* _SOURCE TEXT_:

It is a promise that can become false, and once your body knows you’re willing to lie to trick it into greater productivity, it’ll just stop listening to you.
It’s dangerous to trust famous people with life advice because of survivorship bias. Even if they are honest about their life stories, they are not representative of everybody that tries a thing.
Dealing with high stress means caring for yourself in the moment, building structures that make it easier for you to care for yourself, and escaping the situation if you can.
It’s debriefing, processing traumas as they happen, touching grass, hugging, and understanding what makes life worth living even now.
It’s solidarity networks, resource pooling, leaning on friends and comrades and letting them lean on you, and forming collectives.
It’s unionizing, demonstration, occupation, and revolution.
I think hope is a great thing, but I also think that for many people, it’s important to recognize the possibility that good things could happen. Sometimes it’s enough to recognize that the odds are low, but they’re definitely not zero.
Hope is great as long as you don’t try to summon it. “When a measure becomes a target, it ceases to be a good measure”. Hope comes naturally when you’re trying to do things that you can actually believe have a chance of doing something that matters to you. Its absence is a warning, a signal to change your behavior to something that does work.
In hard times, it’s overwhelming to live only in the present.
Incorrect as a general rule. I find the present plenty overwhelming, but it’s precisely because of the overall societal trajectory into the future.
There is some minor to moderate difficulty right now in dealing with high inflation, but that’s not the overwhelming part. What’s overwhelming is the obvious worldwide collective descent into madness and the terrible future in store for billions of people as we blow past old climate goals.
Even if we all somehow manage to rein in the fascism that’s not serving the interests of the majority and is spreading across the world, we’re hurtling towards:
- worsening natural disasters
- collapse of insurance markets
- collapse of mortgage markets
- collapse of food supplies
- dwindling fresh water supplies, both rivers and aquifers
- worldwide refugee crisis from unlivable equatorial regions
- martial law to suppress food riots and refugees
- likely development of autonomous robot soldiers that removes any possible balance for front line morality
- likely accelerating and compounding climate impacts through tipping points
- collapse of the AMOC
- melting permafrost methane release
- sea level rise inundation
That all seems fairly well baked in at this point, but none of it has really come to pass yet. The future bad effects are not yet actually part of the present, but the feelings of overwhelmedness that they induce are very real for anyone paying attention.
Mindfulness in the present is a good escape from the future.
This was my first thought as well. Societies have collapsed in the past, only difference now is that it is global in its nature. I can’t live thinking it is going to get better in the future when it cannot.
I have made my peace though, and enjoy the time still left of relative stability.
I’m not sure if I’ve made my peace with it, but my despair was something of a phase. Everything unfolding is too big for me to stop it, so I’m just along for the ride now. I think a lot of people haven’t really seen it coming yet, so there’s going to be a lot of wailing and public gnashing of teeth (and blaming Democrats) in the relatively near future.

* _SET OF TASKS_:
• A. Answer these questions about the passage on hope and the climate future above, one line each:
(i) What three things does the passage say dealing with high stress means?
(ii) What does the passage call the absence of hope?
(iii) What does the writer who has made their peace say they enjoy?
• B. In the passage on hope and the climate future, the bulleted list of what we are hurtling towards includes several items introduced by "collapse of". Name everything that the list says will collapse.
• C. Write the next few sentences of the passage on hope and the climate future, picking up after its final sentence.

* _DATASET SECTION_:
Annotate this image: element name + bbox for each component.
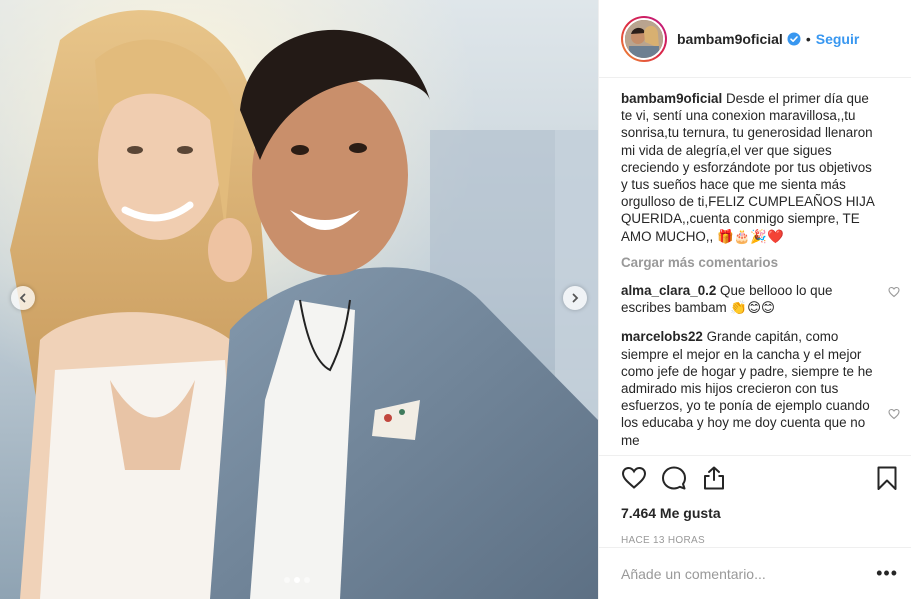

* _ANSWERS TO THE EXERCISES_:
• A.
(i) Caring for yourself in the moment, building structures that make it easier for you to care for yourself, and escaping the situation if you can.
(ii) A warning, a signal to change your behavior to something that does work.
(iii) The time still left of relative stability.

• B. Insurance markets, mortgage markets, food supplies, and the AMOC.

• C.
But I don’t think the opposite of hope os necessarily despair. The despair is still present if I want to go looking for it, but I compartmentalize it most of the time, and focus on the things I need to do in the near-term. I still have plenty of responsibilities to execute. One foot in front of the other.
Enjoy what you can when you can. Be thankful for what you have.
Tell me how to find that in present day without delusion
No. Tomorrow is a fiction, a fragment of imagination we cling to., to avoid facing the unfolding reality.
It’s not that you can’t hope for something. Hopes and dreams are, after all, part of our experience. Relying on them for comfort long term does not work.
Read Dogen lineage of texts.
Nope, I’m already stressing today about tomorrow, the less tomorrow I have in my mind the better.
I think it depends on what the hardship is. If I am actively suffering something temporary (e.g. a stomach ache) it helps to think that I will feel better relatively soon. If im dealing with a long-term stress (chronic back pain) I feel better just focusing on whatever good is going on right now. Im probably reducing this beyond simplicity, but I used to be a very future-oriented person. Now i cant think beyond a month ahead. I just want to live with what I have while I have it.
In Alastor, or the Spirit of Solitude, Shelley describes hope and despair as torturers:
[…] Hope and despair,
The torturers, slept; no mortal pain or fear
Marred his repose;This is the correct perspective. Hope and despair are the same thing, a feeling about the future. Regardless of whether your feelings are positive or negative, they are just as rational and just as worthwhile as praying about the future.
Hoping that the future will be better than the present is a waste of time, and emotional energy. Despairing that the future will not be better than the present is also a waste of time. Expending any effort on either has the same value as having a prayer meeting about the future with your local tribe of soccer moms.
Determining that you will make the future better, in any way that you can, for as many people as you can, and then making some practical plans to actually do that, is not a waste of time.
Don’t hope. Don’t despair. Do something useful.
It’s important to identify that prayer in the traditional sense is still useful. Giving in just a little bit to your universe, if only for a short while, to let your guard down and express your innermost thoughts to an outside entity is incredibly helpful to the brain in reframing the challenges in life. Even if you don’t believe in a “higher power”, expressing these thoughts to the universe can help process things in ways that pure action or meditation can’t.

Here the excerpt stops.